• Exercise goal: The records below are to be quoted in full; please keep every word exact.

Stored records
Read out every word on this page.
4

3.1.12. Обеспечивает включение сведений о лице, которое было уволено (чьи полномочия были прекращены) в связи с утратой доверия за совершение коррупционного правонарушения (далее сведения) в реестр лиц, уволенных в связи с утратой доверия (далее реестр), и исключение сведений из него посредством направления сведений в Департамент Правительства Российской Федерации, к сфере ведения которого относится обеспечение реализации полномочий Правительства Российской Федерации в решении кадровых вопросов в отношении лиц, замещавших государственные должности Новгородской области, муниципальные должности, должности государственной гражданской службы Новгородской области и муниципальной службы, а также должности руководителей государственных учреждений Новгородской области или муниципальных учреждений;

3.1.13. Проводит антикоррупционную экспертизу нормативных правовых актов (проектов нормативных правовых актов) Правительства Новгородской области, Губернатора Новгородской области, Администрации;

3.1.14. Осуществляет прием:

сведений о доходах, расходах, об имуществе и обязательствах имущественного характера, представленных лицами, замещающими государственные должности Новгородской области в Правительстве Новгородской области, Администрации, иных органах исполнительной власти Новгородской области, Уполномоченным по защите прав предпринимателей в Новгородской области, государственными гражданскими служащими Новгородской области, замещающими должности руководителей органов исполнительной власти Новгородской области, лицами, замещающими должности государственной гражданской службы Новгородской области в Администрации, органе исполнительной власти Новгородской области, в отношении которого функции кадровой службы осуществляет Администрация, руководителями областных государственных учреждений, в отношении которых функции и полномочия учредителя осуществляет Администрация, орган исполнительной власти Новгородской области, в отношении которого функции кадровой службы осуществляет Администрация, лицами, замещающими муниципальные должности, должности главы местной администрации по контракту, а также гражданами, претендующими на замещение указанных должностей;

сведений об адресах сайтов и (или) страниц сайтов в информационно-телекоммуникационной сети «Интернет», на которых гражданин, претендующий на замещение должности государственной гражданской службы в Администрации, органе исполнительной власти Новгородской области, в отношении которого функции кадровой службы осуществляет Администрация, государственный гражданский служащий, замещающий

• Result:
Read out every word on this page.
4

3.1.12. Обеспечивает включение сведений о лице, которое было уволено (чьи полномочия были прекращены) в связи с утратой доверия за совершение коррупционного правонарушения (далее сведения) в реестр лиц, уволенных в связи с утратой доверия (далее реестр), и исключение сведений из него посредством направления сведений в Департамент Правительства Российской Федерации, к сфере ведения которого относится обеспечение реализации полномочий Правительства Российской Федерации в решении кадровых вопросов в отношении лиц, замещавших государственные должности Новгородской области, муниципальные должности, должности государственной гражданской службы Новгородской области и муниципальной службы, а также должности руководителей государственных учреждений Новгородской области или муниципальных учреждений;

3.1.13. Проводит антикоррупционную экспертизу нормативных правовых актов (проектов нормативных правовых актов) Правительства Новгородской области, Губернатора Новгородской области, Администрации;

3.1.14. Осуществляет прием:

сведений о доходах, расходах, об имуществе и обязательствах имущественного характера, представленных лицами, замещающими государственные должности Новгородской области в Правительстве Новгородской области, Администрации, иных органах исполнительной власти Новгородской области, Уполномоченным по защите прав предпринимателей в Новгородской области, государственными гражданскими служащими Новгородской области, замещающими должности руководителей органов исполнительной власти Новгородской области, лицами, замещающими должности государственной гражданской службы Новгородской области в Администрации, органе исполнительной власти Новгородской области, в отношении которого функции кадровой службы осуществляет Администрация, руководителями областных государственных учреждений, в отношении которых функции и полномочия учредителя осуществляет Администрация, орган исполнительной власти Новгородской области, в отношении которого функции кадровой службы осуществляет Администрация, лицами, замещающими муниципальные должности, должности главы местной администрации по контракту, а также гражданами, претендующими на замещение указанных должностей;

сведений об адресах сайтов и (или) страниц сайтов в информационно-телекоммуникационной сети «Интернет», на которых гражданин, претендующий на замещение должности государственной гражданской службы в Администрации, органе исполнительной власти Новгородской области, в отношении которого функции кадровой службы осуществляет Администрация, государственный гражданский служащий, замещающий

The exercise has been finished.